- **What the task asks**: Extract all data as written.

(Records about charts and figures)

::::::

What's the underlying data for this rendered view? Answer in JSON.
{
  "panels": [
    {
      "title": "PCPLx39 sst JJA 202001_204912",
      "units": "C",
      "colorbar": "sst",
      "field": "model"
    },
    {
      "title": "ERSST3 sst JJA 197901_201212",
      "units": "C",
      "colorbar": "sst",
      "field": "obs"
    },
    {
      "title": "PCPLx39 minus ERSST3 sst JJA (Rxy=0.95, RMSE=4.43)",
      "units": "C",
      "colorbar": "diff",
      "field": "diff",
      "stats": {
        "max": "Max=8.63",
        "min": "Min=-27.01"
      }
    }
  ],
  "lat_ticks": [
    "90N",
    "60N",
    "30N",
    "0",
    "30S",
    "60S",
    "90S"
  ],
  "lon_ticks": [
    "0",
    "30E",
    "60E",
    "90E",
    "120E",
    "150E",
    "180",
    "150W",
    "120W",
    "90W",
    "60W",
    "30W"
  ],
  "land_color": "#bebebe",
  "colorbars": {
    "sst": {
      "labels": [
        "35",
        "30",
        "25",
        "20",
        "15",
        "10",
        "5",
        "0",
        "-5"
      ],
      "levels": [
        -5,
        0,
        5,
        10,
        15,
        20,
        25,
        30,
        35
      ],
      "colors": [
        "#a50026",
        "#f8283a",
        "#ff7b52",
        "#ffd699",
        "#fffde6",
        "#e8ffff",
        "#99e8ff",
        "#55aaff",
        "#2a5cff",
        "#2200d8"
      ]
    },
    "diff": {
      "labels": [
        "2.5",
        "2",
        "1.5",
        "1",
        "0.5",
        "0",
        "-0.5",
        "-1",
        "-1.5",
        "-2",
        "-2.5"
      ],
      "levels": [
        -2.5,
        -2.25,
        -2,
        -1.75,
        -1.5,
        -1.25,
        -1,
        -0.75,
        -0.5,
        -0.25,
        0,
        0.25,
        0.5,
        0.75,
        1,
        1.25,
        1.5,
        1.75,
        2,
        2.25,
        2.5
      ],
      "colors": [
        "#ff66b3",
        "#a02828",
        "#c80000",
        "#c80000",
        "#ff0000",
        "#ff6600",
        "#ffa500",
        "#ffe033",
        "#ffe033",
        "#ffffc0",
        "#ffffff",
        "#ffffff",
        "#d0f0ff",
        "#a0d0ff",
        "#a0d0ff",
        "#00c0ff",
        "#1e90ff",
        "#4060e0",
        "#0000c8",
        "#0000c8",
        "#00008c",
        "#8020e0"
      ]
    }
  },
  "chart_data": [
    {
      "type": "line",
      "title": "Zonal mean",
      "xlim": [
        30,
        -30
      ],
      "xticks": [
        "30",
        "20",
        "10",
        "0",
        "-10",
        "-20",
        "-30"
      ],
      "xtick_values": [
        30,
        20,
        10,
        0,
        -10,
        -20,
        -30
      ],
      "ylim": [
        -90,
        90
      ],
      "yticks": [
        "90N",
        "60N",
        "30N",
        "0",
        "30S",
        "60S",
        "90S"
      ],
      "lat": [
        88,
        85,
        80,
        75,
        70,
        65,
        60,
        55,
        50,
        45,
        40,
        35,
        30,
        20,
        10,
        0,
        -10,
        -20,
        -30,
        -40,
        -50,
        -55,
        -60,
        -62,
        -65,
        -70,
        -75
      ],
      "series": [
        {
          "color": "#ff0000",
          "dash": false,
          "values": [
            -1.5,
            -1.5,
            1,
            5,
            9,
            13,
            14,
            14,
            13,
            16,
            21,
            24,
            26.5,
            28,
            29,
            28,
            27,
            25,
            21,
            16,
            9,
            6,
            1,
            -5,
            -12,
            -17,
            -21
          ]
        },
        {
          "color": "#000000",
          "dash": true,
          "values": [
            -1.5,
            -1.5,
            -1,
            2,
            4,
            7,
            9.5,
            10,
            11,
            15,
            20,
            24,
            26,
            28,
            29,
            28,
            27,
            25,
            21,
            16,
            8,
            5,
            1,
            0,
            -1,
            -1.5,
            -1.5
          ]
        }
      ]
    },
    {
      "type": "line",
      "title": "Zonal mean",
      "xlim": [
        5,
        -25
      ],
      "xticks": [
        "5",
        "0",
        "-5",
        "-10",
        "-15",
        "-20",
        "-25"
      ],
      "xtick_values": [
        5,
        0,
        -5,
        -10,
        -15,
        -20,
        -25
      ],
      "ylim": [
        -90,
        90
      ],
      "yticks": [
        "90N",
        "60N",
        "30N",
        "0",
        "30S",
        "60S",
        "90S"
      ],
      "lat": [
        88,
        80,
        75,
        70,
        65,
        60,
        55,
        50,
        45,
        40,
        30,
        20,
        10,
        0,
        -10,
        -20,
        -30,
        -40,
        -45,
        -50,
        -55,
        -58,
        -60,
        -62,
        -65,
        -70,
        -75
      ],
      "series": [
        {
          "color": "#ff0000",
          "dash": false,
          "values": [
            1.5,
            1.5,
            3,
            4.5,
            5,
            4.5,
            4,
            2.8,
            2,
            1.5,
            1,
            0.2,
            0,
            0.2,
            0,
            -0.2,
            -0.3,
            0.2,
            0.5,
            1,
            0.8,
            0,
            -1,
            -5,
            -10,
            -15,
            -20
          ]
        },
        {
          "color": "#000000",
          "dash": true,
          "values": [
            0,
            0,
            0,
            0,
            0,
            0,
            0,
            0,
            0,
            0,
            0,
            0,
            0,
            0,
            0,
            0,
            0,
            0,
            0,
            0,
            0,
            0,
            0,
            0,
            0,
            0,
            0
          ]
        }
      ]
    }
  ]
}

::::::

- **Result of the task**:
What's the underlying data for this rendered view? Answer in JSON.
{
  "panels": [
    {
      "title": "PCPLx39 sst JJA 202001_204912",
      "units": "C",
      "colorbar": "sst",
      "field": "model"
    },
    {
      "title": "ERSST3 sst JJA 197901_201212",
      "units": "C",
      "colorbar": "sst",
      "field": "obs"
    },
    {
      "title": "PCPLx39 minus ERSST3 sst JJA (Rxy=0.95, RMSE=4.43)",
      "units": "C",
      "colorbar": "diff",
      "field": "diff",
      "stats": {
        "max": "Max=8.63",
        "min": "Min=-27.01"
      }
    }
  ],
  "lat_ticks": [
    "90N",
    "60N",
    "30N",
    "0",
    "30S",
    "60S",
    "90S"
  ],
  "lon_ticks": [
    "0",
    "30E",
    "60E",
    "90E",
    "120E",
    "150E",
    "180",
    "150W",
    "120W",
    "90W",
    "60W",
    "30W"
  ],
  "land_color": "#bebebe",
  "colorbars": {
    "sst": {
      "labels": [
        "35",
        "30",
        "25",
        "20",
        "15",
        "10",
        "5",
        "0",
        "-5"
      ],
      "levels": [
        -5,
        0,
        5,
        10,
        15,
        20,
        25,
        30,
        35
      ],
      "colors": [
        "#a50026",
        "#f8283a",
        "#ff7b52",
        "#ffd699",
        "#fffde6",
        "#e8ffff",
        "#99e8ff",
        "#55aaff",
        "#2a5cff",
        "#2200d8"
      ]
    },
    "diff": {
      "labels": [
        "2.5",
        "2",
        "1.5",
        "1",
        "0.5",
        "0",
        "-0.5",
        "-1",
        "-1.5",
        "-2",
        "-2.5"
      ],
      "levels": [
        -2.5,
        -2.25,
        -2,
        -1.75,
        -1.5,
        -1.25,
        -1,
        -0.75,
        -0.5,
        -0.25,
        0,
        0.25,
        0.5,
        0.75,
        1,
        1.25,
        1.5,
        1.75,
        2,
        2.25,
        2.5
      ],
      "colors": [
        "#ff66b3",
        "#a02828",
        "#c80000",
        "#c80000",
        "#ff0000",
        "#ff6600",
        "#ffa500",
        "#ffe033",
        "#ffe033",
        "#ffffc0",
        "#ffffff",
        "#ffffff",
        "#d0f0ff",
        "#a0d0ff",
        "#a0d0ff",
        "#00c0ff",
        "#1e90ff",
        "#4060e0",
        "#0000c8",
        "#0000c8",
        "#00008c",
        "#8020e0"
      ]
    }
  },
  "chart_data": [
    {
      "type": "line",
      "title": "Zonal mean",
      "xlim": [
        30,
        -30
      ],
      "xticks": [
        "30",
        "20",
        "10",
        "0",
        "-10",
        "-20",
        "-30"
      ],
      "xtick_values": [
        30,
        20,
        10,
        0,
        -10,
        -20,
        -30
      ],
      "ylim": [
        -90,
        90
      ],
      "yticks": [
        "90N",
        "60N",
        "30N",
        "0",
        "30S",
        "60S",
        "90S"
      ],
      "lat": [
        88,
        85,
        80,
        75,
        70,
        65,
        60,
        55,
        50,
        45,
        40,
        35,
        30,
        20,
        10,
        0,
        -10,
        -20,
        -30,
        -40,
        -50,
        -55,
        -60,
        -62,
        -65,
        -70,
        -75
      ],
      "series": [
        {
          "color": "#ff0000",
          "dash": false,
          "values": [
            -1.5,
            -1.5,
            1,
            5,
            9,
            13,
            14,
            14,
            13,
            16,
            21,
            24,
            26.5,
            28,
            29,
            28,
            27,
            25,
            21,
            16,
            9,
            6,
            1,
            -5,
            -12,
            -17,
            -21
          ]
        },
        {
          "color": "#000000",
          "dash": true,
          "values": [
            -1.5,
            -1.5,
            -1,
            2,
            4,
            7,
            9.5,
            10,
            11,
            15,
            20,
            24,
            26,
            28,
            29,
            28,
            27,
            25,
            21,
            16,
            8,
            5,
            1,
            0,
            -1,
            -1.5,
            -1.5
          ]
        }
      ]
    },
    {
      "type": "line",
      "title": "Zonal mean",
      "xlim": [
        5,
        -25
      ],
      "xticks": [
        "5",
        "0",
        "-5",
        "-10",
        "-15",
        "-20",
        "-25"
      ],
      "xtick_values": [
        5,
        0,
        -5,
        -10,
        -15,
        -20,
        -25
      ],
      "ylim": [
        -90,
        90
      ],
      "yticks": [
        "90N",
        "60N",
        "30N",
        "0",
        "30S",
        "60S",
        "90S"
      ],
      "lat": [
        88,
        80,
        75,
        70,
        65,
        60,
        55,
        50,
        45,
        40,
        30,
        20,
        10,
        0,
        -10,
        -20,
        -30,
        -40,
        -45,
        -50,
        -55,
        -58,
        -60,
        -62,
        -65,
        -70,
        -75
      ],
      "series": [
        {
          "color": "#ff0000",
          "dash": false,
          "values": [
            1.5,
            1.5,
            3,
            4.5,
            5,
            4.5,
            4,
            2.8,
            2,
            1.5,
            1,
            0.2,
            0,
            0.2,
            0,
            -0.2,
            -0.3,
            0.2,
            0.5,
            1,
            0.8,
            0,
            -1,
            -5,
            -10,
            -15,
            -20
          ]
        },
        {
          "color": "#000000",
          "dash": true,
          "values": [
            0,
            0,
            0,
            0,
            0,
            0,
            0,
            0,
            0,
            0,
            0,
            0,
            0,
            0,
            0,
            0,
            0,
            0,
            0,
            0,
            0,
            0,
            0,
            0,
            0,
            0,
            0
          ]
        }
      ]
    }
  ]
}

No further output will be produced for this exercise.